GIVEN REQUEST | Figure out how many lines of the material below contain the word "inch". Answer with the number only.

MATERIALS PROVIDED |
· · · · ·

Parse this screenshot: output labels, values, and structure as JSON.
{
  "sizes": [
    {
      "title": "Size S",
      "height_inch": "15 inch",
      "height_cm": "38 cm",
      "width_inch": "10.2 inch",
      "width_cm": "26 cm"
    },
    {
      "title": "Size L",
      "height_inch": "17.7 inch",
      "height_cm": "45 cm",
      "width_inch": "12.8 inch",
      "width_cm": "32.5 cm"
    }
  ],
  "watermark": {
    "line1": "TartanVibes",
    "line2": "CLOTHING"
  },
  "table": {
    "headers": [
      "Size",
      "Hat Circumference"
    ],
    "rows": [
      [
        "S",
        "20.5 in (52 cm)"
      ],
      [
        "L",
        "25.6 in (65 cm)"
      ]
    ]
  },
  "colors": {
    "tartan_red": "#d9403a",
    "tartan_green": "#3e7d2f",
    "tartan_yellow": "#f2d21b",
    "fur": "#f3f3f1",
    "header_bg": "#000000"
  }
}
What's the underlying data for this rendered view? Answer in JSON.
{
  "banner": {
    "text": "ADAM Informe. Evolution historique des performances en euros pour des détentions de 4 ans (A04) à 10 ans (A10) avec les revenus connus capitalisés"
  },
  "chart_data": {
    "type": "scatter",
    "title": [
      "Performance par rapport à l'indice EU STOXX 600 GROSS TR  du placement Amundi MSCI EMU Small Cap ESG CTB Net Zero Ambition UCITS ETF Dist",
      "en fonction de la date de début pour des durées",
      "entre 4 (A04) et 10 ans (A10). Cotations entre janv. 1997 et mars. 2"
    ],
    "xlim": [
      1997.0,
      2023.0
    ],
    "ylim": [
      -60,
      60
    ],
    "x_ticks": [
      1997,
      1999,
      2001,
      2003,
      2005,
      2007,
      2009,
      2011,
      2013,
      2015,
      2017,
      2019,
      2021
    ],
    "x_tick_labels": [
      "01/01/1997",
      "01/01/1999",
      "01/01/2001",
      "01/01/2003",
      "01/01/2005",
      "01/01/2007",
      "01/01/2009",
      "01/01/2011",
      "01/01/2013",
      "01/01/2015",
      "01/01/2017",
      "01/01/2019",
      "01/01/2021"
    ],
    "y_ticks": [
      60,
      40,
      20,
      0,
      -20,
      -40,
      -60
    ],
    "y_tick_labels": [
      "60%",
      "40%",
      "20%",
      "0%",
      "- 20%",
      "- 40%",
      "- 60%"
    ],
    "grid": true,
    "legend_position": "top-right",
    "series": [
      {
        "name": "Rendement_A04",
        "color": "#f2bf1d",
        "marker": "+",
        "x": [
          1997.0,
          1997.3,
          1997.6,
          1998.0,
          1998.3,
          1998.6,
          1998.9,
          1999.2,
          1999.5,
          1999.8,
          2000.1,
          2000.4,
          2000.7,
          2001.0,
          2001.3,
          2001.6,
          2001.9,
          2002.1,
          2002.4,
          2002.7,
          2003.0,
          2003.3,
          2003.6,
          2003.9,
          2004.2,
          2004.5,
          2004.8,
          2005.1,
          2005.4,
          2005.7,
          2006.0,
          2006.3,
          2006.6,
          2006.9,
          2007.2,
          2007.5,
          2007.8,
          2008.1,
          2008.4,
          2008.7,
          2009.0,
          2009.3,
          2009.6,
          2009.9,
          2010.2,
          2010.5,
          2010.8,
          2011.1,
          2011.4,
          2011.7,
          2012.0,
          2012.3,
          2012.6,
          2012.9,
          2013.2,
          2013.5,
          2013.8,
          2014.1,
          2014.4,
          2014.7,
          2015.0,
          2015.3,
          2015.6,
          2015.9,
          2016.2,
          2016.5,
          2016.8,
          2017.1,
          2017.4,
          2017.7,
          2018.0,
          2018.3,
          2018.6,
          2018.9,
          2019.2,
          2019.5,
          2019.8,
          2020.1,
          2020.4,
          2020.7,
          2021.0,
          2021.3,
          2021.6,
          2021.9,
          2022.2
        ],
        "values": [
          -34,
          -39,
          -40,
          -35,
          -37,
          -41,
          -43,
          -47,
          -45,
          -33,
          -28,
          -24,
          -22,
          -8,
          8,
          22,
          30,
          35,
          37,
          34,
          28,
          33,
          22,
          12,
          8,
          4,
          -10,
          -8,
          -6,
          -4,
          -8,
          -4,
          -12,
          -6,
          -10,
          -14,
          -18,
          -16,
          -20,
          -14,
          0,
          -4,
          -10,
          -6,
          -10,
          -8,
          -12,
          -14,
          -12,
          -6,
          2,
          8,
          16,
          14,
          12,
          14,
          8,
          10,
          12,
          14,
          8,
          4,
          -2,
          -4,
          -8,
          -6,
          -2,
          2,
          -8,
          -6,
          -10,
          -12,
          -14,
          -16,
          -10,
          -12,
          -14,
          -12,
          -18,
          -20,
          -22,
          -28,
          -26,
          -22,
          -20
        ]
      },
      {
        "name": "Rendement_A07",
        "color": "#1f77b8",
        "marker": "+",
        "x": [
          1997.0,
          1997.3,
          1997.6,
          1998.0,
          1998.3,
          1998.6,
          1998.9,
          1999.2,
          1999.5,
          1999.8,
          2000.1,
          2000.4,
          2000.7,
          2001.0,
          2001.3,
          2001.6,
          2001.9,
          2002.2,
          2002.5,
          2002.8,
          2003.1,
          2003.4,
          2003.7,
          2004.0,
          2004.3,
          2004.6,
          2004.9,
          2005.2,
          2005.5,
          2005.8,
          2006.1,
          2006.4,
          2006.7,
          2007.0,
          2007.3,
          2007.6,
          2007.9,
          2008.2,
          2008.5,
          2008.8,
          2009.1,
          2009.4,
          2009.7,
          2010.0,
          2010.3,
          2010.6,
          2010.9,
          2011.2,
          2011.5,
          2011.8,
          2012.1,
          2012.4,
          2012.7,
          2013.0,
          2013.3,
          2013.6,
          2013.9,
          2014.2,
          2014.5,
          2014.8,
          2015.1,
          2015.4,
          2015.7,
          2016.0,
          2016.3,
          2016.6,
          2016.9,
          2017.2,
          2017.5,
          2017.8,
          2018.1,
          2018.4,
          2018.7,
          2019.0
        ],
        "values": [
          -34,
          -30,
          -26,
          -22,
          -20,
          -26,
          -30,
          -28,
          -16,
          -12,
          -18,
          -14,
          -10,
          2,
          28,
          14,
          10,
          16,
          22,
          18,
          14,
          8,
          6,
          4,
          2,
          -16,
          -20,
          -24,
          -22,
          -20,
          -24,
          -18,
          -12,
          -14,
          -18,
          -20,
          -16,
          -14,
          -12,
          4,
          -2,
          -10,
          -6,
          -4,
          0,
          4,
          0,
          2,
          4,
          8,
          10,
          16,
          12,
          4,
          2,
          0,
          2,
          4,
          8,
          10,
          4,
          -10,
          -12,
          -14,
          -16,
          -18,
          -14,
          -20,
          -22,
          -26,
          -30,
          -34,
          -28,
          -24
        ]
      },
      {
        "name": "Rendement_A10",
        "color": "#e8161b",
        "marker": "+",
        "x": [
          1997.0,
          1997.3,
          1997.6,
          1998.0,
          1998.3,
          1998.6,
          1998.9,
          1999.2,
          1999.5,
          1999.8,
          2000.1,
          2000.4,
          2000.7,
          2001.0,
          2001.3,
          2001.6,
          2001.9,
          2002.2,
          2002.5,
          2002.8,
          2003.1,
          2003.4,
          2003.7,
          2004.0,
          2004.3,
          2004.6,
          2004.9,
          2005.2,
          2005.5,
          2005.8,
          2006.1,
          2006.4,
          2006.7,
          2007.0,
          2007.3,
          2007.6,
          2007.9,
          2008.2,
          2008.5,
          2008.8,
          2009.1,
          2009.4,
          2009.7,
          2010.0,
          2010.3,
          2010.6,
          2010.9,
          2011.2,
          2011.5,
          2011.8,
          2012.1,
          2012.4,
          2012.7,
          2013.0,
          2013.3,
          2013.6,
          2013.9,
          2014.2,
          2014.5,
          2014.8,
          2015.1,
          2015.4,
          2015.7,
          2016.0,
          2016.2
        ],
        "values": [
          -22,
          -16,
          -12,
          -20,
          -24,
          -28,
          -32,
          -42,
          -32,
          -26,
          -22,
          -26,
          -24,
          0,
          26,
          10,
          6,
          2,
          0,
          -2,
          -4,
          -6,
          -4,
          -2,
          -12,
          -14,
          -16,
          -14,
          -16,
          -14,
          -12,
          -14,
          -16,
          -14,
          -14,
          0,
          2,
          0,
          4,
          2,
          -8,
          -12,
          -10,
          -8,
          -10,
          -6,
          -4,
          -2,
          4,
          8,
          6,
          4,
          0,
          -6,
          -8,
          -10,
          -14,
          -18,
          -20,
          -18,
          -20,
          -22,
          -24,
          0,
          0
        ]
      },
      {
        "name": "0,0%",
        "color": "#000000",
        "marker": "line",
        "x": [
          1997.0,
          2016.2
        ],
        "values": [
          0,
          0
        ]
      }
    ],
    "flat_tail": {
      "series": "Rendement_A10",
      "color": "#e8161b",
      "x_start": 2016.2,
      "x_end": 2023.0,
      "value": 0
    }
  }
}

· · · · ·

TASK OUTPUT | 4